Copy, in full, each line of the material that holds the word "大力出奇迹".

(Records from a data collection)

***

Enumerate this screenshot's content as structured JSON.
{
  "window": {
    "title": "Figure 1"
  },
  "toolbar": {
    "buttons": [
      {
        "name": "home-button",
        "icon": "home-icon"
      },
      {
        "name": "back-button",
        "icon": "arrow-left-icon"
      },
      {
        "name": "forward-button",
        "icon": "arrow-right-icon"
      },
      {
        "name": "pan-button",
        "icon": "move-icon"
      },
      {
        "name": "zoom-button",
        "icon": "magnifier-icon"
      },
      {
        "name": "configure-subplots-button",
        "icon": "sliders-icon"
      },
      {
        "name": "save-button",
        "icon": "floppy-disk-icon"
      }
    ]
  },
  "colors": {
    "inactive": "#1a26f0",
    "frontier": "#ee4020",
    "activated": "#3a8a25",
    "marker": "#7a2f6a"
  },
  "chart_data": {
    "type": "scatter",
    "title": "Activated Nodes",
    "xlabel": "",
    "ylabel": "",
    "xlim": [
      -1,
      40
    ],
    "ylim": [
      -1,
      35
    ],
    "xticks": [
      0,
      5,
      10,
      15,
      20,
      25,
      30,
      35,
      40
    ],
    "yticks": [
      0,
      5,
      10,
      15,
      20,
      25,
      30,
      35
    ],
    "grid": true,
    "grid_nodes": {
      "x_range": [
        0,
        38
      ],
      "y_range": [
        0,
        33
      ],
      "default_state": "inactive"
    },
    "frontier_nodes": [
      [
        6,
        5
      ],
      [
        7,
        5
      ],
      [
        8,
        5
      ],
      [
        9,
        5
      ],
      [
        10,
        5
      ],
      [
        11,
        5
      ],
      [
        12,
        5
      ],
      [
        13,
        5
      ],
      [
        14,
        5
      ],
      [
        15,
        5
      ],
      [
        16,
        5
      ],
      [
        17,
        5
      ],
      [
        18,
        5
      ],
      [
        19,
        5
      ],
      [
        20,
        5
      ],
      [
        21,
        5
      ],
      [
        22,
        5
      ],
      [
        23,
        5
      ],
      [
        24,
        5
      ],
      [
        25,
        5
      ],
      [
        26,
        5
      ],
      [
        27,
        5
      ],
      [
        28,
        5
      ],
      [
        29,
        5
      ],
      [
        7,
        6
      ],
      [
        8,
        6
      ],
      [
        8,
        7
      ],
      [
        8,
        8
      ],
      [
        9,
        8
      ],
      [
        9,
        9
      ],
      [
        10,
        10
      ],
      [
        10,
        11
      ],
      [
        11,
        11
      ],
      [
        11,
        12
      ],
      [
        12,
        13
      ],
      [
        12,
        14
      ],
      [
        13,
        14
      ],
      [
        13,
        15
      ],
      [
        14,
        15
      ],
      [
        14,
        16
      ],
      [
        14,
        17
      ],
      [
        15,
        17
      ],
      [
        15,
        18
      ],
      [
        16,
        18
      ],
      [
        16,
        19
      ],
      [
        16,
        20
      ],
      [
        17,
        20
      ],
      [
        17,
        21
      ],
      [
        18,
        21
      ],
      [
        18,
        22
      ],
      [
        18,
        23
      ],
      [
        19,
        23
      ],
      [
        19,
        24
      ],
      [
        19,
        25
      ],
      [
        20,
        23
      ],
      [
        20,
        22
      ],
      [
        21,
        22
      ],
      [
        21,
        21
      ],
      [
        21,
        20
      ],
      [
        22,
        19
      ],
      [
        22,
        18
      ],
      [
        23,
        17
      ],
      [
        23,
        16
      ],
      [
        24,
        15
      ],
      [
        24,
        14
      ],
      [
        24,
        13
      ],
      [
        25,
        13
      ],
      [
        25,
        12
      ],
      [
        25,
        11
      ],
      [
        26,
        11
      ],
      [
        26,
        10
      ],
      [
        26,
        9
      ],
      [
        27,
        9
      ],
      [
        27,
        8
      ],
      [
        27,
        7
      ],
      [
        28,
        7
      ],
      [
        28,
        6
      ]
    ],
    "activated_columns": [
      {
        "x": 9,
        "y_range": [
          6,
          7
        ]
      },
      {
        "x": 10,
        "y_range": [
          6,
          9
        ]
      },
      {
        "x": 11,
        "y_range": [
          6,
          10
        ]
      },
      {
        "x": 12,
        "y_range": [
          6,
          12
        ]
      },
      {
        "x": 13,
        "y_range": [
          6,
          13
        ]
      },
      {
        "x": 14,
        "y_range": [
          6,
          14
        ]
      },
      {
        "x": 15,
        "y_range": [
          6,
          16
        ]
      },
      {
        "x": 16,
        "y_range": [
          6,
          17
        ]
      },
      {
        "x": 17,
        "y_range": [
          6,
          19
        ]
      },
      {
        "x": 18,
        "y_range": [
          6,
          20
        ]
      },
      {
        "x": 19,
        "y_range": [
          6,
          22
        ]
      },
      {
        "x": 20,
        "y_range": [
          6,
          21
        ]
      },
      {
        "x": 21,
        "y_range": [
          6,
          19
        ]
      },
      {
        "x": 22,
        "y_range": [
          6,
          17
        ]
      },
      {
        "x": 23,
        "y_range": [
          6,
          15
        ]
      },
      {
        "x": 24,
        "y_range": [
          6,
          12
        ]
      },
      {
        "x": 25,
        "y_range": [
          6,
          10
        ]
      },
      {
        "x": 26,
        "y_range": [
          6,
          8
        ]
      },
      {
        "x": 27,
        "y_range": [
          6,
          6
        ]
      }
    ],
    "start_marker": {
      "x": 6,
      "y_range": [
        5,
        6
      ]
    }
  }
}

***

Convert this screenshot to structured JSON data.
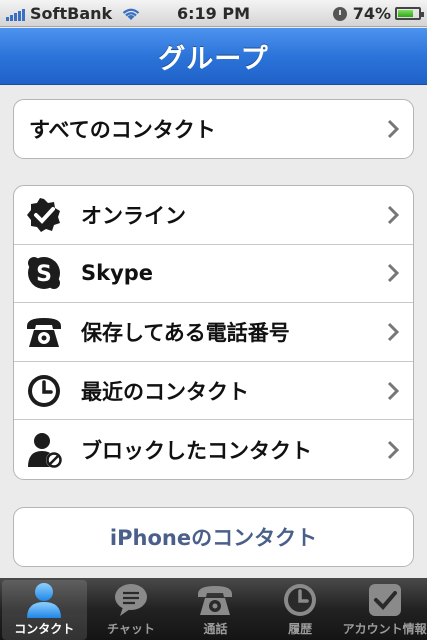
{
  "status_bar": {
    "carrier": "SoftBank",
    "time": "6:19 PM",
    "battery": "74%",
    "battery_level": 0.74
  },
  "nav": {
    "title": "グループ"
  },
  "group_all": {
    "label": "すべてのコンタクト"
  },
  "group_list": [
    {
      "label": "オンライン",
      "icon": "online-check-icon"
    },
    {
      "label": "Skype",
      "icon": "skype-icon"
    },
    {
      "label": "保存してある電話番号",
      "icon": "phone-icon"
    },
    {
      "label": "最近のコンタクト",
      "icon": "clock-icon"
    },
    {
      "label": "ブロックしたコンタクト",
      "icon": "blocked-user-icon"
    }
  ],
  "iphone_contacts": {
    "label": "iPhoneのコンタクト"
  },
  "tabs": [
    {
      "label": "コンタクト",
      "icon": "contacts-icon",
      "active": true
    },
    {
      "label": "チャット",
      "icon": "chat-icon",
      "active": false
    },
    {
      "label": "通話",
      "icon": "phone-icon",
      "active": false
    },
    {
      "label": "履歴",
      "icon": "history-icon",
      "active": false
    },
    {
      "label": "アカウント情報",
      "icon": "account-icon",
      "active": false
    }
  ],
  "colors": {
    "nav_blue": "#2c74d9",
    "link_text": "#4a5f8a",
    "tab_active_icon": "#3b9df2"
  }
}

***

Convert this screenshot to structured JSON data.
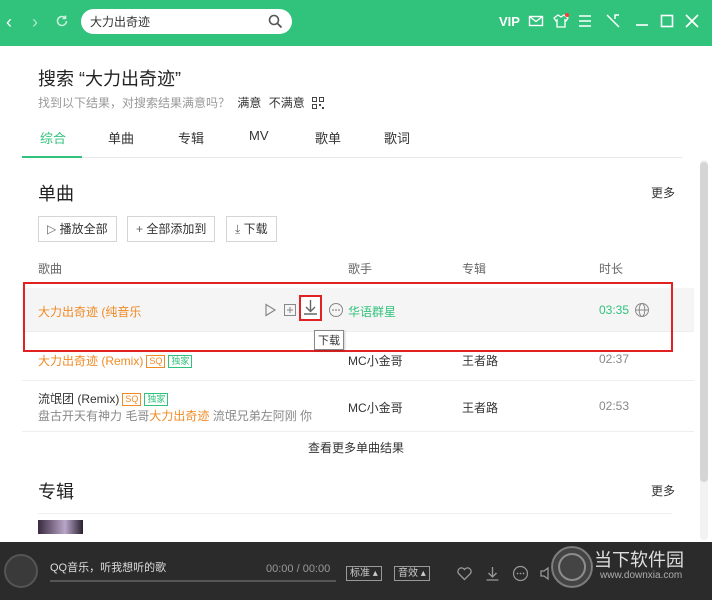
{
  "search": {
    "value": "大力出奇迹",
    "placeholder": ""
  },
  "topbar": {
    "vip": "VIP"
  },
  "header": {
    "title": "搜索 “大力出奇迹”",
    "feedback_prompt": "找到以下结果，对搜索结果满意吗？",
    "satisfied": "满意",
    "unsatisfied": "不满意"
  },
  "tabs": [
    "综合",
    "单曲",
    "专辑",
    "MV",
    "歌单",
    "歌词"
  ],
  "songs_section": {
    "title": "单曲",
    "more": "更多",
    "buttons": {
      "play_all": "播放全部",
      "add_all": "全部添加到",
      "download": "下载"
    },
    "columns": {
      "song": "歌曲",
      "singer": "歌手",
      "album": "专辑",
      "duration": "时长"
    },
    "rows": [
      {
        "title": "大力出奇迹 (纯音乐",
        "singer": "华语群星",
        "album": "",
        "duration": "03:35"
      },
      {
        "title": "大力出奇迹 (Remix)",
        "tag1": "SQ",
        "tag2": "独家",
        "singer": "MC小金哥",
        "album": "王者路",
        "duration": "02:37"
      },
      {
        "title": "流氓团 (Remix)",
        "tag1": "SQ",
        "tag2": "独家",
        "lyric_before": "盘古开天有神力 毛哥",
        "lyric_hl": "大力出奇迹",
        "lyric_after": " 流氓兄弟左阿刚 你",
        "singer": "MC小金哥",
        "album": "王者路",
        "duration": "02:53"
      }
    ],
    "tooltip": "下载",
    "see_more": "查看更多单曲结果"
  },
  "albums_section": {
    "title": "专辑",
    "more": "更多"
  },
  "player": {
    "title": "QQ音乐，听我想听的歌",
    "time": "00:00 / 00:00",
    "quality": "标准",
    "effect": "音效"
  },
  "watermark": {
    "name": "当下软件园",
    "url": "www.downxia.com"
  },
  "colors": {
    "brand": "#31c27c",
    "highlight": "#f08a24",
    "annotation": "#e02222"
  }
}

***

> **Output below**:
    "value": "大力出奇迹",
    "title": "搜索 “大力出奇迹”",
        "title": "大力出奇迹 (纯音乐",
        "title": "大力出奇迹 (Remix)",
        "lyric_hl": "大力出奇迹",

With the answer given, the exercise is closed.